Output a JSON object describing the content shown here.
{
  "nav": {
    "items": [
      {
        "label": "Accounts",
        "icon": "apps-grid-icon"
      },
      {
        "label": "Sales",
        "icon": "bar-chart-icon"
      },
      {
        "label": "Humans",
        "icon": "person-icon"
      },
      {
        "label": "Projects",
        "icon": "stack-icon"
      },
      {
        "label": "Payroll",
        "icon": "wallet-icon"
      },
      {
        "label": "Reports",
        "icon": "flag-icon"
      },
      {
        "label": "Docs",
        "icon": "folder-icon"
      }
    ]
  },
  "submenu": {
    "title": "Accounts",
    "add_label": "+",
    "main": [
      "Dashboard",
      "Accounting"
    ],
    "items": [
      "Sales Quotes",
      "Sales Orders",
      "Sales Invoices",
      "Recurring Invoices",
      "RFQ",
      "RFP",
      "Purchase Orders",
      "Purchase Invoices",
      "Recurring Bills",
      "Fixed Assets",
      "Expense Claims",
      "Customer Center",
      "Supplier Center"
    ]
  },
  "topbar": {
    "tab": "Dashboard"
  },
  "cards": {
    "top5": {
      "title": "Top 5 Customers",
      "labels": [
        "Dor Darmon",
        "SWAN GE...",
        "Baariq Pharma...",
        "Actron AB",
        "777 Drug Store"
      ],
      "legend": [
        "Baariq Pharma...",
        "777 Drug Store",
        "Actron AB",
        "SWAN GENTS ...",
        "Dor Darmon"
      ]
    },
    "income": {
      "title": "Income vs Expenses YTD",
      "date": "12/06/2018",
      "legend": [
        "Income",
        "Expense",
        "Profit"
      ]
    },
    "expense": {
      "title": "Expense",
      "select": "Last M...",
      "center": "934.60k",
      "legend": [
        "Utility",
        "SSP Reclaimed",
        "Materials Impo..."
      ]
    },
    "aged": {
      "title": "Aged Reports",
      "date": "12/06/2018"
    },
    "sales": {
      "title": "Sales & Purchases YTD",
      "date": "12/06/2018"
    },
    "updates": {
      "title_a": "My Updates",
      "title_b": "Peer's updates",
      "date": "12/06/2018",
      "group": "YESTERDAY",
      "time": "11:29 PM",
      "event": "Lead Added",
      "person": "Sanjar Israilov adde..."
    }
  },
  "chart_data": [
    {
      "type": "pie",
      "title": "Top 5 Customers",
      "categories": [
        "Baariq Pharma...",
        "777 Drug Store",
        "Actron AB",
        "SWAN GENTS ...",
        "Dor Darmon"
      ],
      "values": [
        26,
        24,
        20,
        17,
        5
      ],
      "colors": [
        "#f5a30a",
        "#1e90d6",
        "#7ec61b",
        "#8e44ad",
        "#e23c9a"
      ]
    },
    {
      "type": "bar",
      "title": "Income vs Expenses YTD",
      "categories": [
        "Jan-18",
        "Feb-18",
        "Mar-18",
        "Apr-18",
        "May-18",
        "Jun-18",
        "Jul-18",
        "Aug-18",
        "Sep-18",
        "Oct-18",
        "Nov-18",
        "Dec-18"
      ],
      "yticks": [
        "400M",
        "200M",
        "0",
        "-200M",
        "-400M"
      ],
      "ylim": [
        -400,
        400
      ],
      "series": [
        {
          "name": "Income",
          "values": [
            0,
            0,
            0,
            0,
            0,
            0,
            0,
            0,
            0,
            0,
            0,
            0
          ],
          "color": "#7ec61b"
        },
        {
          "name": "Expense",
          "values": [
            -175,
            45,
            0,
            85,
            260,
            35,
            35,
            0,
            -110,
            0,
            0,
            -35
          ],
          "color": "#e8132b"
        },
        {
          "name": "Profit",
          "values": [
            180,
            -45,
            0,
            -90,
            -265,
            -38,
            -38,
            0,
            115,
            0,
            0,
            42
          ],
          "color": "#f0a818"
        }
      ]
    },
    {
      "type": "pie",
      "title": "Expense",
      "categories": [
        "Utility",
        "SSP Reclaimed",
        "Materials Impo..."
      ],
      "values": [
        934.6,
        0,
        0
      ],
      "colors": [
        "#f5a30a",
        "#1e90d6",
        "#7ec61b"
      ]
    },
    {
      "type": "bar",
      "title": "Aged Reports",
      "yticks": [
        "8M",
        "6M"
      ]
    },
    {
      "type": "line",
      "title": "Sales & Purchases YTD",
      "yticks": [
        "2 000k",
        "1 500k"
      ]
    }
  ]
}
★ ★ ★ ★
Task details: Output the complete data exactly as written.

Result of the exercise:
Output a JSON object describing the content shown here.
{
  "nav": {
    "items": [
      {
        "label": "Accounts",
        "icon": "apps-grid-icon"
      },
      {
        "label": "Sales",
        "icon": "bar-chart-icon"
      },
      {
        "label": "Humans",
        "icon": "person-icon"
      },
      {
        "label": "Projects",
        "icon": "stack-icon"
      },
      {
        "label": "Payroll",
        "icon": "wallet-icon"
      },
      {
        "label": "Reports",
        "icon": "flag-icon"
      },
      {
        "label": "Docs",
        "icon": "folder-icon"
      }
    ]
  },
  "submenu": {
    "title": "Accounts",
    "add_label": "+",
    "main": [
      "Dashboard",
      "Accounting"
    ],
    "items": [
      "Sales Quotes",
      "Sales Orders",
      "Sales Invoices",
      "Recurring Invoices",
      "RFQ",
      "RFP",
      "Purchase Orders",
      "Purchase Invoices",
      "Recurring Bills",
      "Fixed Assets",
      "Expense Claims",
      "Customer Center",
      "Supplier Center"
    ]
  },
  "topbar": {
    "tab": "Dashboard"
  },
  "cards": {
    "top5": {
      "title": "Top 5 Customers",
      "labels": [
        "Dor Darmon",
        "SWAN GE...",
        "Baariq Pharma...",
        "Actron AB",
        "777 Drug Store"
      ],
      "legend": [
        "Baariq Pharma...",
        "777 Drug Store",
        "Actron AB",
        "SWAN GENTS ...",
        "Dor Darmon"
      ]
    },
    "income": {
      "title": "Income vs Expenses YTD",
      "date": "12/06/2018",
      "legend": [
        "Income",
        "Expense",
        "Profit"
      ]
    },
    "expense": {
      "title": "Expense",
      "select": "Last M...",
      "center": "934.60k",
      "legend": [
        "Utility",
        "SSP Reclaimed",
        "Materials Impo..."
      ]
    },
    "aged": {
      "title": "Aged Reports",
      "date": "12/06/2018"
    },
    "sales": {
      "title": "Sales & Purchases YTD",
      "date": "12/06/2018"
    },
    "updates": {
      "title_a": "My Updates",
      "title_b": "Peer's updates",
      "date": "12/06/2018",
      "group": "YESTERDAY",
      "time": "11:29 PM",
      "event": "Lead Added",
      "person": "Sanjar Israilov adde..."
    }
  },
  "chart_data": [
    {
      "type": "pie",
      "title": "Top 5 Customers",
      "categories": [
        "Baariq Pharma...",
        "777 Drug Store",
        "Actron AB",
        "SWAN GENTS ...",
        "Dor Darmon"
      ],
      "values": [
        26,
        24,
        20,
        17,
        5
      ],
      "colors": [
        "#f5a30a",
        "#1e90d6",
        "#7ec61b",
        "#8e44ad",
        "#e23c9a"
      ]
    },
    {
      "type": "bar",
      "title": "Income vs Expenses YTD",
      "categories": [
        "Jan-18",
        "Feb-18",
        "Mar-18",
        "Apr-18",
        "May-18",
        "Jun-18",
        "Jul-18",
        "Aug-18",
        "Sep-18",
        "Oct-18",
        "Nov-18",
        "Dec-18"
      ],
      "yticks": [
        "400M",
        "200M",
        "0",
        "-200M",
        "-400M"
      ],
      "ylim": [
        -400,
        400
      ],
      "series": [
        {
          "name": "Income",
          "values": [
            0,
            0,
            0,
            0,
            0,
            0,
            0,
            0,
            0,
            0,
            0,
            0
          ],
          "color": "#7ec61b"
        },
        {
          "name": "Expense",
          "values": [
            -175,
            45,
            0,
            85,
            260,
            35,
            35,
            0,
            -110,
            0,
            0,
            -35
          ],
          "color": "#e8132b"
        },
        {
          "name": "Profit",
          "values": [
            180,
            -45,
            0,
            -90,
            -265,
            -38,
            -38,
            0,
            115,
            0,
            0,
            42
          ],
          "color": "#f0a818"
        }
      ]
    },
    {
      "type": "pie",
      "title": "Expense",
      "categories": [
        "Utility",
        "SSP Reclaimed",
        "Materials Impo..."
      ],
      "values": [
        934.6,
        0,
        0
      ],
      "colors": [
        "#f5a30a",
        "#1e90d6",
        "#7ec61b"
      ]
    },
    {
      "type": "bar",
      "title": "Aged Reports",
      "yticks": [
        "8M",
        "6M"
      ]
    },
    {
      "type": "line",
      "title": "Sales & Purchases YTD",
      "yticks": [
        "2 000k",
        "1 500k"
      ]
    }
  ]
}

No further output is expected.